Figure dataset records »
- - - - -

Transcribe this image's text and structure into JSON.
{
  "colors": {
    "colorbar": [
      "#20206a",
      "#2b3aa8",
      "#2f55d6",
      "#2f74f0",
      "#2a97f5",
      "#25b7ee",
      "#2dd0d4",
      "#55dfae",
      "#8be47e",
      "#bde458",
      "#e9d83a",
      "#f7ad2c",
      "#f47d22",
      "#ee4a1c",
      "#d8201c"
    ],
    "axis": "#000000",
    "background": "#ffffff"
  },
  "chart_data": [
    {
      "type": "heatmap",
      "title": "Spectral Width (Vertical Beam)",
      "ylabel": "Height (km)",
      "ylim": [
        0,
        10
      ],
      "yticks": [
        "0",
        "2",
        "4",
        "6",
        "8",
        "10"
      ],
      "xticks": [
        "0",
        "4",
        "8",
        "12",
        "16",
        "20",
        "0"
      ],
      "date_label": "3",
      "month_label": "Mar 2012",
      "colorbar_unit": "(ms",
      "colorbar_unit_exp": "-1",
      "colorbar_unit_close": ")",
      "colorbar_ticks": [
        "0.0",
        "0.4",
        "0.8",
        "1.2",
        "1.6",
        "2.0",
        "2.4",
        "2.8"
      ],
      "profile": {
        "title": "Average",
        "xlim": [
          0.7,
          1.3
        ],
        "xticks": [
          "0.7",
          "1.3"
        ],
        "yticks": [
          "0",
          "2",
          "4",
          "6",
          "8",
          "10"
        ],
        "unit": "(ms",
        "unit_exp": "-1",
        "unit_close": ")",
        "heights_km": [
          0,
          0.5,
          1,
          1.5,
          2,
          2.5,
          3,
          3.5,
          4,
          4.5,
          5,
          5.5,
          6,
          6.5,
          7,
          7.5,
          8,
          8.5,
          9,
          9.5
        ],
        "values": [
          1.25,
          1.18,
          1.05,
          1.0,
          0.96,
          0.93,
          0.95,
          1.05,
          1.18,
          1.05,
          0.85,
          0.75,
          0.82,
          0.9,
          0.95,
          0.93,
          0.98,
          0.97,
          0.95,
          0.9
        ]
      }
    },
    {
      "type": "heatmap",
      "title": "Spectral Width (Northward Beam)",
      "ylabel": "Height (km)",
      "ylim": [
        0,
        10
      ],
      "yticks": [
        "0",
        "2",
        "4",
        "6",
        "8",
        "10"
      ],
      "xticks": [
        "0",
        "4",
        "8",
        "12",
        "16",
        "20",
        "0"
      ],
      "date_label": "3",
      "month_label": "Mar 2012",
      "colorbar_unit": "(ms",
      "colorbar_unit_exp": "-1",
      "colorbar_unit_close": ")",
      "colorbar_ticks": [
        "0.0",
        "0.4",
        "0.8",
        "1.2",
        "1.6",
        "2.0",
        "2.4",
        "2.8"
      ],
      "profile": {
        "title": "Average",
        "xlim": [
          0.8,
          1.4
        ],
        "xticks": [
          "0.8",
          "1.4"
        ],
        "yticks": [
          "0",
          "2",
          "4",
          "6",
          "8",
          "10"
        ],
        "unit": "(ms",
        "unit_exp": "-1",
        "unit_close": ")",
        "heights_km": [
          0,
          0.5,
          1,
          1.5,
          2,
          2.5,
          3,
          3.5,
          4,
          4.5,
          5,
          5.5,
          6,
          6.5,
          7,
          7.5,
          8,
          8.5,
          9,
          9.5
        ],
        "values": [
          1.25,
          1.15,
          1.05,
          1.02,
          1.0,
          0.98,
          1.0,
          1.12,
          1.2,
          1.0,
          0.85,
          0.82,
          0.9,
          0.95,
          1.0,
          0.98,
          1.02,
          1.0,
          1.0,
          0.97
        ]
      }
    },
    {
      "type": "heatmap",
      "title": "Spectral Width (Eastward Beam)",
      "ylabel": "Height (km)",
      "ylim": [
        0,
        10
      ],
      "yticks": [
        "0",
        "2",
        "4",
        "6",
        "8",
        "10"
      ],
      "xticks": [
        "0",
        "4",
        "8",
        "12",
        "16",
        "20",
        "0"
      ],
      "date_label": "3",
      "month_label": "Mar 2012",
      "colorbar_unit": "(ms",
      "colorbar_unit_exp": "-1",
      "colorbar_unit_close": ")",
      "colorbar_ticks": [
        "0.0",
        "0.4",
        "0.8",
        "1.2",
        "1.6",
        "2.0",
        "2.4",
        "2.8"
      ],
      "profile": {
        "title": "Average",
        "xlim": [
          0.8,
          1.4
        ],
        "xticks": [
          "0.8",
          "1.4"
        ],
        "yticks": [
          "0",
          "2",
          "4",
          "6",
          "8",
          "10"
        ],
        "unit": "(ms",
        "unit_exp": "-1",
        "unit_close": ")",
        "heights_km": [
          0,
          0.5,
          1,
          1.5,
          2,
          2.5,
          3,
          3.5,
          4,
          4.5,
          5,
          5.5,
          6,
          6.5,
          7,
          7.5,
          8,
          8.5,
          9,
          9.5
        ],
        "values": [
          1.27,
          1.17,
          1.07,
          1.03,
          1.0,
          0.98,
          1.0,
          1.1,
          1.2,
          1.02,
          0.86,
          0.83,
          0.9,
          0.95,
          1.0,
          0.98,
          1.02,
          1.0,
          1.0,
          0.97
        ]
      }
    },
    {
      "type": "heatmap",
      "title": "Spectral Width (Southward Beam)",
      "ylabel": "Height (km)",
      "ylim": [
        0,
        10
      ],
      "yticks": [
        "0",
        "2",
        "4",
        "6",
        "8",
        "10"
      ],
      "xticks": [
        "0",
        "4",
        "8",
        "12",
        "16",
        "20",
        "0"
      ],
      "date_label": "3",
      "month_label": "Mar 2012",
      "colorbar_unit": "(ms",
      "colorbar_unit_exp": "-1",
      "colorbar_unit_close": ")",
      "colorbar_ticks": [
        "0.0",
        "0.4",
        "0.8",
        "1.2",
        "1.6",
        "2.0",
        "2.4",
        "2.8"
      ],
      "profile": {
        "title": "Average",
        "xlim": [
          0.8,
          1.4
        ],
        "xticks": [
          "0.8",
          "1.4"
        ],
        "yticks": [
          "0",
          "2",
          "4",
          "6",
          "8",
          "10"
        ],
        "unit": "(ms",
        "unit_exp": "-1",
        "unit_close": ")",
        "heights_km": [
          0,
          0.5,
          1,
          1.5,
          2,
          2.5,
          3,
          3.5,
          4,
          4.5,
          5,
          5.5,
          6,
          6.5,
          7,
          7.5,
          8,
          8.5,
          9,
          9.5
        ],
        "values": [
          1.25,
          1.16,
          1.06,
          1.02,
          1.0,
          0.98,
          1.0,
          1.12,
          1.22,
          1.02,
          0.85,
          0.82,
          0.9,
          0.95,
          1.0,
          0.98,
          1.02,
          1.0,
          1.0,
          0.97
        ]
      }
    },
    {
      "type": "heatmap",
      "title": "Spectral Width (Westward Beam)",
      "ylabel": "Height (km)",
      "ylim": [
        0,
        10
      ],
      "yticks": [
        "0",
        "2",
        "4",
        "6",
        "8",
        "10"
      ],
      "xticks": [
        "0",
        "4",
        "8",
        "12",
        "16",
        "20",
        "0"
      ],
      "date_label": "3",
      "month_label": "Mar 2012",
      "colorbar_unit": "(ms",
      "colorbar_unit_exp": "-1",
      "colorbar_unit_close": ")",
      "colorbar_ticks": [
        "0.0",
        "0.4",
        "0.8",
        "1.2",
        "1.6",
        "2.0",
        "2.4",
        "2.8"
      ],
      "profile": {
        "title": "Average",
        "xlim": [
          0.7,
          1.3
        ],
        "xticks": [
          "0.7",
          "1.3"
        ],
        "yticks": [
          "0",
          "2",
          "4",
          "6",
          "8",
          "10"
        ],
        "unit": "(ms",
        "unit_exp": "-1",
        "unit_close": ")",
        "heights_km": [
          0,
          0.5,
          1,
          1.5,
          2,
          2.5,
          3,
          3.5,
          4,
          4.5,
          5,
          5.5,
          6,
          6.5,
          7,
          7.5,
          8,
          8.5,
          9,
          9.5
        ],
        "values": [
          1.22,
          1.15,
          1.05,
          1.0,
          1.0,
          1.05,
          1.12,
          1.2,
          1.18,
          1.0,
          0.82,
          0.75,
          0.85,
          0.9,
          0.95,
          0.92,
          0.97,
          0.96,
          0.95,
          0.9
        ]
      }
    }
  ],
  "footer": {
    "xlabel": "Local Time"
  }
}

- - - - -

From the listing above, copy every line that includes the word "Width".

      "title": "Spectral Width (Vertical Beam)",
      "title": "Spectral Width (Northward Beam)",
      "title": "Spectral Width (Eastward Beam)",
      "title": "Spectral Width (Southward Beam)",
      "title": "Spectral Width (Westward Beam)",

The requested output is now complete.